-- Start of Reading passage --

Newark and Sherwood: Supermarkets urge shoppers not to panic buy in response to reports of emptying shelves
Supermarkets have urged customers not to panic buy in response to reports of emptying shelves.
The UK’s biggest supermarkets described any shortages across stores as patchy but said there was no need for customers to change their shopping habits.
They said any gaps on the shelves were temporary as they awaited deliveries, and were occurring in pockets rather than across supply chains.
The pingdemic, the shortage of HGV drivers and the hot weather were all contributing to delivery glitches, grocers said, while stressing to consumers panic buying would create a problem that did not exist.
A Co-op spokesman said: “We are sorry that we are running low on some products. Like many retailers, we are impacted by some patchy disruption to our deliveries and store operations but we are working closely with our suppliers to get re-stocked quickly.”
A Sainsbury’s spokesman said: “We are working hard to ensure customers can find what they need.
“While we might not always have the exact product a customer is looking for in every store, large quantities of products are being delivered to stores daily and our colleagues are focused on getting them on to the shelves as quickly as they can.”

-- End of Reading passage --
-- Start of Extracted material --

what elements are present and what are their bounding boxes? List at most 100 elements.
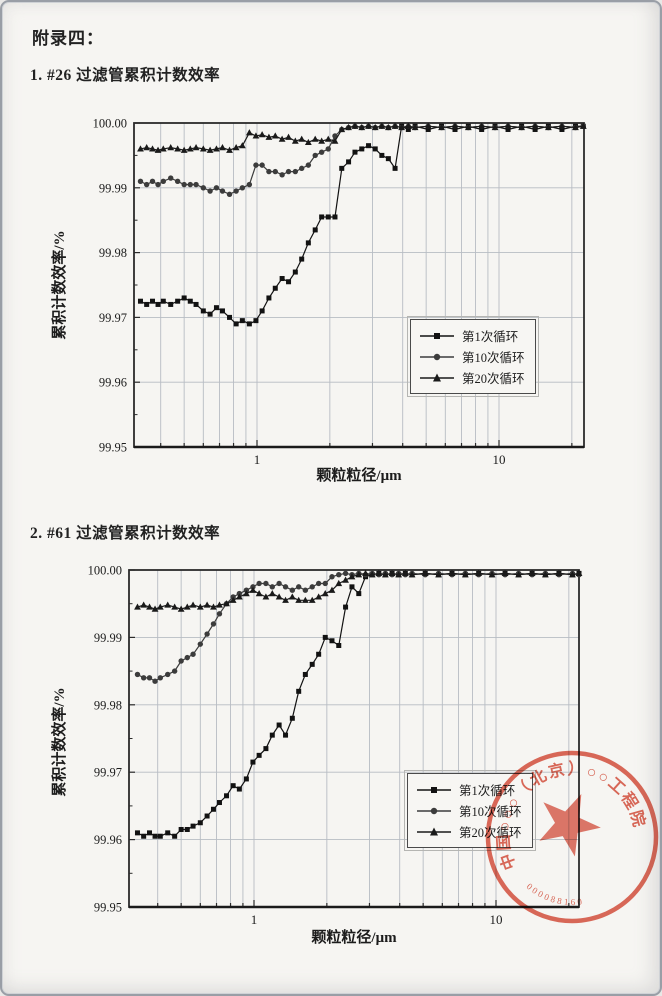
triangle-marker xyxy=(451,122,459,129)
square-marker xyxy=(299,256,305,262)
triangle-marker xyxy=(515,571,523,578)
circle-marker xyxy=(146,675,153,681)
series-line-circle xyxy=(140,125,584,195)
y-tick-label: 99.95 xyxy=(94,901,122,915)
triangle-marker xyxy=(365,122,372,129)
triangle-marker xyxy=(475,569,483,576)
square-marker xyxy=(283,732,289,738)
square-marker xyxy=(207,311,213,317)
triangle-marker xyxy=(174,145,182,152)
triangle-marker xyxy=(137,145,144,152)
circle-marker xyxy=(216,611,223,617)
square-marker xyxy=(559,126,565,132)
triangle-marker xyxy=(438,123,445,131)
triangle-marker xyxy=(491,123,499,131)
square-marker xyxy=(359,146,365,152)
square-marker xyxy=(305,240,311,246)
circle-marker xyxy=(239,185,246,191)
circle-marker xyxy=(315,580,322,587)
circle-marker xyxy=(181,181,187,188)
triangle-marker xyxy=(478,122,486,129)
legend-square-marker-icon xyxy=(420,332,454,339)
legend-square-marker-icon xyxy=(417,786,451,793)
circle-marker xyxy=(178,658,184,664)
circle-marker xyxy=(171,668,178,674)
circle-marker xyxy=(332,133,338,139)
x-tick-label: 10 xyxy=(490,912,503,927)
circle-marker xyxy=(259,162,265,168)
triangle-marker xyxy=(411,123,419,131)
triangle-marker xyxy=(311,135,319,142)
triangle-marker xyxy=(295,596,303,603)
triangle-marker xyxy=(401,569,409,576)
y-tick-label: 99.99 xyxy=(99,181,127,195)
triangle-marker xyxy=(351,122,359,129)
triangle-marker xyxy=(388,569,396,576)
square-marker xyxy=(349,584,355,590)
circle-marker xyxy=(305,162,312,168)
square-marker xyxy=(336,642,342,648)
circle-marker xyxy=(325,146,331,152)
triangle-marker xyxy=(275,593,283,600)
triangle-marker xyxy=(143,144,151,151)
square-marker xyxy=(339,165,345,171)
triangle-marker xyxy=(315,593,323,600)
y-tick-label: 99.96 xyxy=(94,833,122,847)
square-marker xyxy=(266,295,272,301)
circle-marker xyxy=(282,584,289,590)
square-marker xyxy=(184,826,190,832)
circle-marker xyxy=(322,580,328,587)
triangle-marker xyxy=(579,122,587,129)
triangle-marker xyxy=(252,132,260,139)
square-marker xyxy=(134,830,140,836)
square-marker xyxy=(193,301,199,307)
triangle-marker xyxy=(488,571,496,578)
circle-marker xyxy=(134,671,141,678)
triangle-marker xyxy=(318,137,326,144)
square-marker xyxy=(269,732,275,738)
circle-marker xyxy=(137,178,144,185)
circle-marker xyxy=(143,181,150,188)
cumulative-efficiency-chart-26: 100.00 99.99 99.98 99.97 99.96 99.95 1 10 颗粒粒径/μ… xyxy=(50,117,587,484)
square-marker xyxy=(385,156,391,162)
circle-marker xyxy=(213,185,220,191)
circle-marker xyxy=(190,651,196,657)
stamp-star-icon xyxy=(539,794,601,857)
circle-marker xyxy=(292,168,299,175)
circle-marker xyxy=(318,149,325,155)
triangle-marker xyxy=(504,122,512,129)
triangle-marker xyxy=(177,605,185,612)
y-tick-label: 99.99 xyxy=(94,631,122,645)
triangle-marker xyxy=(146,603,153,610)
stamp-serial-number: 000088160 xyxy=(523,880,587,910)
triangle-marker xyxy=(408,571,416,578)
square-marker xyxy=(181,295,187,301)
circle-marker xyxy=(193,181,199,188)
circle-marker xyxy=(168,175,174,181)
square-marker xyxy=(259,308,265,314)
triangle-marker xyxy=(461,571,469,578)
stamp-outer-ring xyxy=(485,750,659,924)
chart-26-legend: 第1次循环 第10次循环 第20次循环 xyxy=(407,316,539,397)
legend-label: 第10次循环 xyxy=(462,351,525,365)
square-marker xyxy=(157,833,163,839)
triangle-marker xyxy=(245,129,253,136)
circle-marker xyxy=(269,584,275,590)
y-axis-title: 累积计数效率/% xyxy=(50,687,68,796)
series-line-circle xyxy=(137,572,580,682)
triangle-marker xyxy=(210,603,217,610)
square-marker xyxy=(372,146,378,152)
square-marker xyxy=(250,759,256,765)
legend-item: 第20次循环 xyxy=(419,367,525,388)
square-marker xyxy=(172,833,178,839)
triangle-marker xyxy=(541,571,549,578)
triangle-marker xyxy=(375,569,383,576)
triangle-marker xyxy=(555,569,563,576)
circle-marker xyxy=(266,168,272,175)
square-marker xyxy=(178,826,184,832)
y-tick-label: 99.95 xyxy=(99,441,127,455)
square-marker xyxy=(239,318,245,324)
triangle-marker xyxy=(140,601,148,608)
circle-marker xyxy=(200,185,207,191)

-- End of Extracted material --

# Your tasks
A - According to the article on supermarket panic buying, what three factors did grocers say were contributing to delivery glitches?
B - Continue the article on supermarket panic buying, picking up after its final sentence.

# In response
A - The pingdemic, the shortage of HGV drivers and the hot weather.

B -
Tesco confirmed that it had plenty of food and deliveries arriving across the UK every day.
However, sporadic disruption from the industry-wide shortage of HGV drivers and an increase in staff self-isolating on a precautionary basis was leading to pockets of temporary low availability across a small number of products.
Iceland managing director Richard Walker has said staff absence rates were now double the usual number, with the figure rising 50% week on week due to people being told to self-isolate.
Mr Walker told the Radio 4’s Today programme: “We’ve now got over 1,000 staff off, who’ve been pinged. That’s double the normal rates, and it’s rising at 50% week on week.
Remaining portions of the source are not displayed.